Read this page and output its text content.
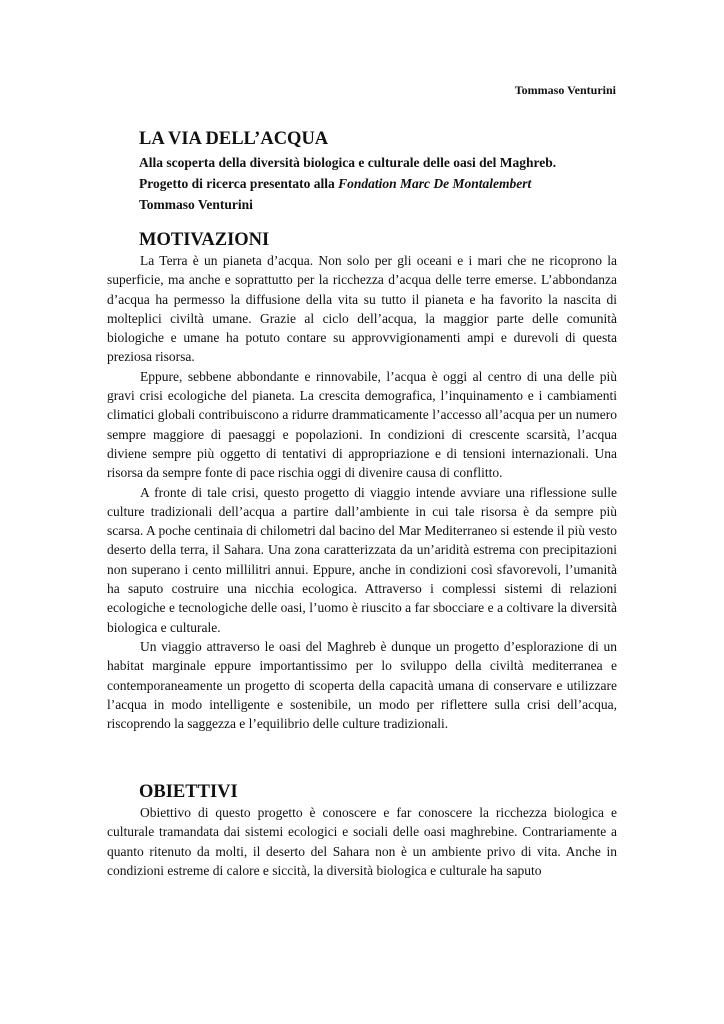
Tommaso Venturini
LA VIA DELL’ACQUA
Alla scoperta della diversità biologica e culturale delle oasi del Maghreb.
Progetto di ricerca presentato alla Fondation Marc De Montalembert
Tommaso Venturini
MOTIVAZIONI

La Terra è un pianeta d’acqua. Non solo per gli oceani e i mari che ne ricoprono la superficie, ma anche e soprattutto per la ricchezza d’acqua delle terre emerse. L’abbondanza d’acqua ha permesso la diffusione della vita su tutto il pianeta e ha favorito la nascita di molteplici civiltà umane. Grazie al ciclo dell’acqua, la maggior parte delle comunità biologiche e umane ha potuto contare su approvvigionamenti ampi e durevoli di questa preziosa risorsa.

Eppure, sebbene abbondante e rinnovabile, l’acqua è oggi al centro di una delle più gravi crisi ecologiche del pianeta. La crescita demografica, l’inquinamento e i cambiamenti climatici globali contribuiscono a ridurre drammaticamente l’accesso all’acqua per un numero sempre maggiore di paesaggi e popolazioni. In condizioni di crescente scarsità, l’acqua diviene sempre più oggetto di tentativi di appropriazione e di tensioni internazionali. Una risorsa da sempre fonte di pace rischia oggi di divenire causa di conflitto.

A fronte di tale crisi, questo progetto di viaggio intende avviare una riflessione sulle culture tradizionali dell’acqua a partire dall’ambiente in cui tale risorsa è da sempre più scarsa. A poche centinaia di chilometri dal bacino del Mar Mediterraneo si estende il più vesto deserto della terra, il Sahara. Una zona caratterizzata da un’aridità estrema con precipitazioni non superano i cento millilitri annui. Eppure, anche in condizioni così sfavorevoli, l’umanità ha saputo costruire una nicchia ecologica. Attraverso i complessi sistemi di relazioni ecologiche e tecnologiche delle oasi, l’uomo è riuscito a far sbocciare e a coltivare la diversità biologica e culturale.

Un viaggio attraverso le oasi del Maghreb è dunque un progetto d’esplorazione di un habitat marginale eppure importantissimo per lo sviluppo della civiltà mediterranea e contemporaneamente un progetto di scoperta della capacità umana di conservare e utilizzare l’acqua in modo intelligente e sostenibile, un modo per riflettere sulla crisi dell’acqua, riscoprendo la saggezza e l’equilibrio delle culture tradizionali.

OBIETTIVI

Obiettivo di questo progetto è conoscere e far conoscere la ricchezza biologica e culturale tramandata dai sistemi ecologici e sociali delle oasi maghrebine. Contrariamente a quanto ritenuto da molti, il deserto del Sahara non è un ambiente privo di vita. Anche in condizioni estreme di calore e siccità, la diversità biologica e culturale ha saputo
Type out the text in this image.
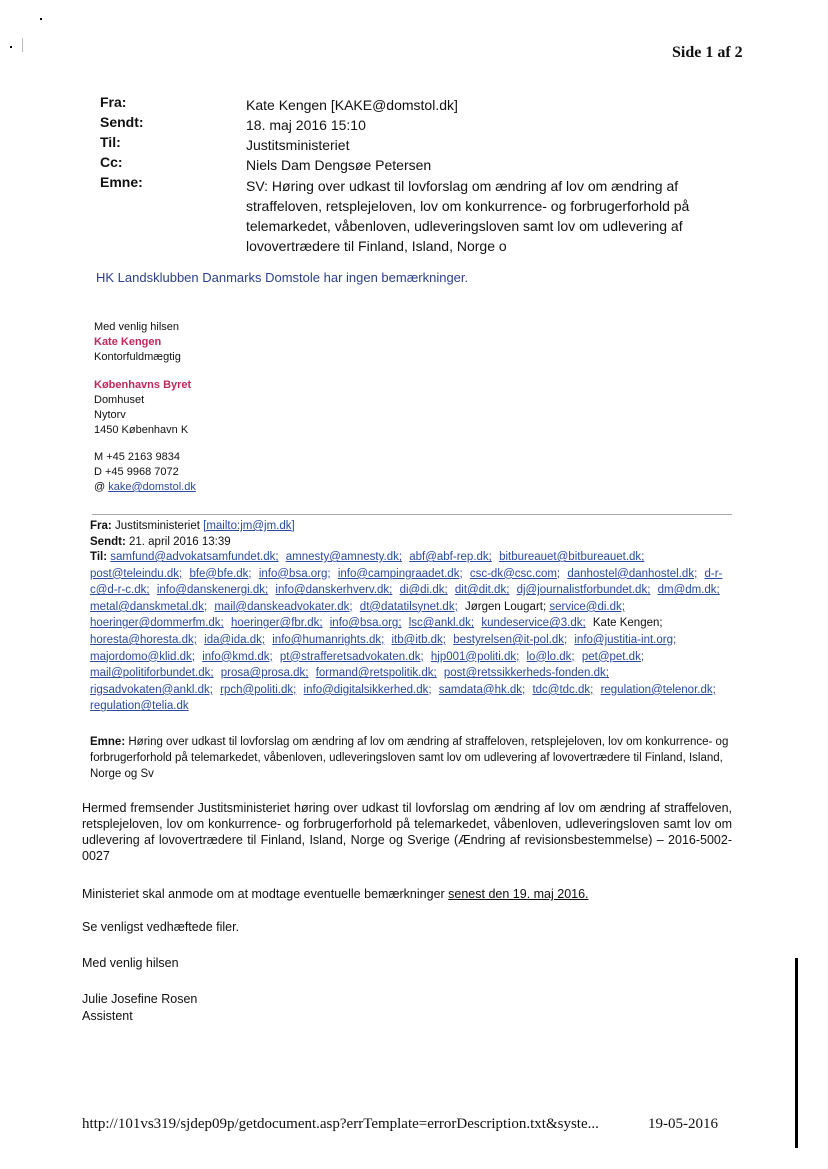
Side 1 af 2
Fra:	Kate Kengen [KAKE@domstol.dk]
Sendt:	18. maj 2016 15:10
Til:	Justitsministeriet
Cc:	Niels Dam Dengsøe Petersen
Emne:	SV: Høring over udkast til lovforslag om ændring af lov om ændring af straffeloven, retsplejeloven, lov om konkurrence- og forbrugerforhold på telemarkedet, våbenloven, udleveringsloven samt lov om udlevering af lovovertrædere til Finland, Island, Norge o
HK Landsklubben Danmarks Domstole har ingen bemærkninger.
Med venlig hilsen
Kate Kengen
Kontorfuldmægtig
Københavns Byret
Domhuset
Nytorv
1450 København K
M +45 2163 9834
D +45 9968 7072
@ kake@domstol.dk
Fra: Justitsministeriet [mailto:jm@jm.dk]
Sendt: 21. april 2016 13:39
Til: samfund@advokatsamfundet.dk; amnesty@amnesty.dk; abf@abf-rep.dk; bitbureauet@bitbureauet.dk; post@teleindu.dk; bfe@bfe.dk; info@bsa.org; info@campingraadet.dk; csc-dk@csc.com; danhostel@danhostel.dk; d-r-c@d-r-c.dk; info@danskenergi.dk; info@danskerhverv.dk; di@di.dk; dit@dit.dk; dj@journalistforbundet.dk; dm@dm.dk; metal@danskmetal.dk; mail@danskeadvokater.dk; dt@datatilsynet.dk; Jørgen Lougart; service@di.dk; hoeringer@dommerfm.dk; hoeringer@fbr.dk; info@bsa.org; lsc@ankl.dk; kundeservice@3.dk; Kate Kengen; horesta@horesta.dk; ida@ida.dk; info@humanrights.dk; itb@itb.dk; bestyrelsen@it-pol.dk; info@justitia-int.org; majordomo@klid.dk; info@kmd.dk; pt@strafferetsadvokaten.dk; hjp001@politi.dk; lo@lo.dk; pet@pet.dk; mail@politiforbundet.dk; prosa@prosa.dk; formand@retspolitik.dk; post@retssikkerheds-fonden.dk; rigsadvokaten@ankl.dk; rpch@politi.dk; info@digitalsikkerhed.dk; samdata@hk.dk; tdc@tdc.dk; regulation@telenor.dk; regulation@telia.dk
Emne: Høring over udkast til lovforslag om ændring af lov om ændring af straffeloven, retsplejeloven, lov om konkurrence- og forbrugerforhold på telemarkedet, våbenloven, udleveringsloven samt lov om udlevering af lovovertrædere til Finland, Island, Norge og Sv
Hermed fremsender Justitsministeriet høring over udkast til lovforslag om ændring af lov om ændring af straffeloven, retsplejeloven, lov om konkurrence- og forbrugerforhold på telemarkedet, våbenloven, udleveringsloven samt lov om udlevering af lovovertrædere til Finland, Island, Norge og Sverige (Ændring af revisionsbestemmelse) – 2016-5002-0027
Ministeriet skal anmode om at modtage eventuelle bemærkninger senest den 19. maj 2016.
Se venligst vedhæftede filer.
Med venlig hilsen
Julie Josefine Rosen
Assistent
http://101vs319/sjdep09p/getdocument.asp?errTemplate=errorDescription.txt&syste...	19-05-2016
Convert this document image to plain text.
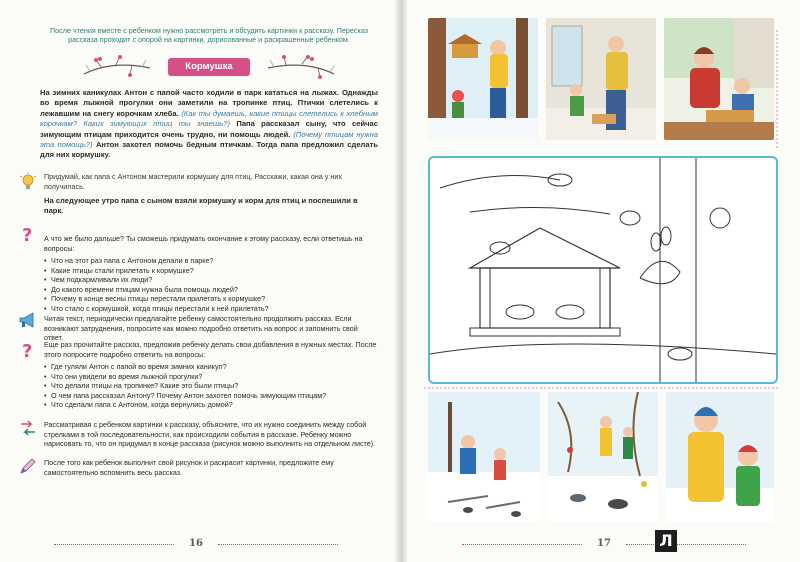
После чтения вместе с ребенком нужно рассмотреть и обсудить картинки к рассказу. Пересказ рассказа проходит с опорой на картинки, дорисованные и раскрашенные ребенком.

Кормушка

На зимних каникулах Антон с папой часто ходили в парк кататься на лыжах. Однажды во время лыжной прогулки они заметили на тропинке птиц. Птички слетелись к лежавшим на снегу корочкам хлеба. (Как ты думаешь, какие птицы слетелись к хлебным корочкам? Каких зимующих птиц ты знаешь?) Папа рассказал сыну, что сейчас зимующим птицам приходится очень трудно, ни помощь людей. (Почему птицам нужна эта помощь?) Антон захотел помочь бедным птичкам. Тогда папа предложил сделать для них кормушку.

Придумай, как папа с Антоном мастерили кормушку для птиц. Расскажи, какая она у них получилась.

На следующее утро папа с сыном взяли кормушку и корм для птиц и поспешили в парк.

? А что же было дальше? Ты сможешь придумать окончание к этому рассказу, если ответишь на вопросы:

• Что на этот раз папа с Антоном делали в парке?
• Какие птицы стали прилетать к кормушке?
• Чем подкармливали их люди?
• До какого времени птицам нужна была помощь людей?
• Почему в конце весны птицы перестали прилетать к кормушке?
• Что стало с кормушкой, когда птицы перестали к ней прилетать?

Читая текст, периодически предлагайте ребенку самостоятельно продолжить рассказ. Если возникают затруднения, попросите как можно подробно ответить на вопрос и запомнить свой ответ.

? Еще раз прочитайте рассказ, предложив ребенку делать свои добавления в нужных местах. После этого попросите подробно ответить на вопросы:

• Где гуляли Антон с папой во время зимних каникул?
• Что они увидели во время лыжной прогулки?
• Что делали птицы на тропинке? Какие это были птицы?
• О чем папа рассказал Антону? Почему Антон захотел помочь зимующим птицам?
• Что сделали папа с Антоном, когда вернулись домой?

Рассматривая с ребенком картинки к рассказу, объясните, что их нужно соединить между собой стрелками в той последовательности, как происходили события в рассказе. Ребенку можно нарисовать то, что он придумал в конце рассказа (рисунок можно выполнить на отдельном листе).

После того как ребенок выполнит свой рисунок и раскрасит картинки, предложите ему самостоятельно вспомнить весь рассказ.

16	17	Л
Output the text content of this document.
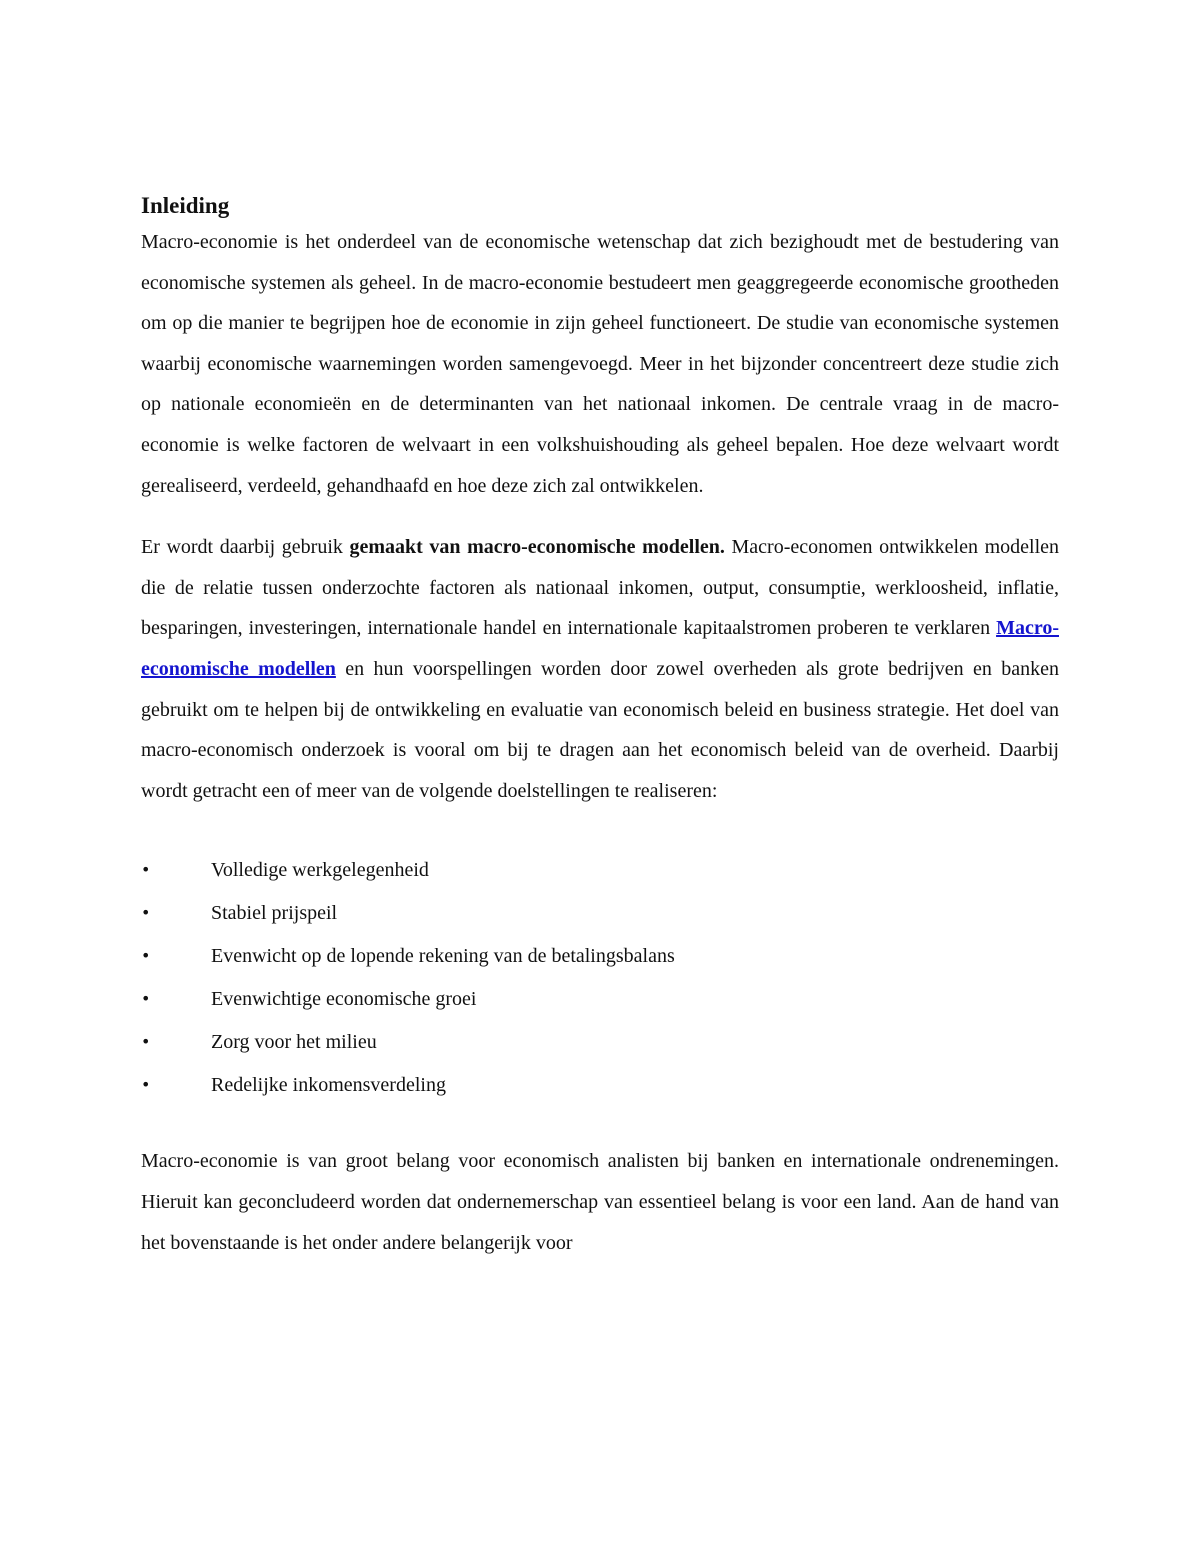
Inleiding

Macro-economie is het onderdeel van de economische wetenschap dat zich bezighoudt met de bestudering van economische systemen als geheel. In de macro-economie bestudeert men geaggregeerde economische grootheden om op die manier te begrijpen hoe de economie in zijn geheel functioneert. De studie van economische systemen waarbij economische waarnemingen worden samengevoegd. Meer in het bijzonder concentreert deze studie zich op nationale economieën en de determinanten van het nationaal inkomen. De centrale vraag in de macro-economie is welke factoren de welvaart in een volkshuishouding als geheel bepalen. Hoe deze welvaart wordt gerealiseerd, verdeeld, gehandhaafd en hoe deze zich zal ontwikkelen.

Er wordt daarbij gebruik gemaakt van macro-economische modellen. Macro-economen ontwikkelen modellen die de relatie tussen onderzochte factoren als nationaal inkomen, output, consumptie, werkloosheid, inflatie, besparingen, investeringen, internationale handel en internationale kapitaalstromen proberen te verklaren Macro-economische modellen en hun voorspellingen worden door zowel overheden als grote bedrijven en banken gebruikt om te helpen bij de ontwikkeling en evaluatie van economisch beleid en business strategie. Het doel van macro-economisch onderzoek is vooral om bij te dragen aan het economisch beleid van de overheid. Daarbij wordt getracht een of meer van de volgende doelstellingen te realiseren:

•	Volledige werkgelegenheid
•	Stabiel prijspeil
•	Evenwicht op de lopende rekening van de betalingsbalans
•	Evenwichtige economische groei
•	Zorg voor het milieu
•	Redelijke inkomensverdeling

Macro-economie is van groot belang voor economisch analisten bij banken en internationale ondrenemingen. Hieruit kan geconcludeerd worden dat ondernemerschap van essentieel belang is voor een land. Aan de hand van het bovenstaande is het onder andere belangerijk voor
====================
Aim of the task =
Find every line in the records above that holds the word "вопросы", and copy each one.

Output of the exercise =
? А что же было дальше? Ты сможешь придумать окончание к этому рассказу, если ответишь на вопросы:
? Еще раз прочитайте рассказ, предложив ребенку делать свои добавления в нужных местах. После этого попросите подробно ответить на вопросы:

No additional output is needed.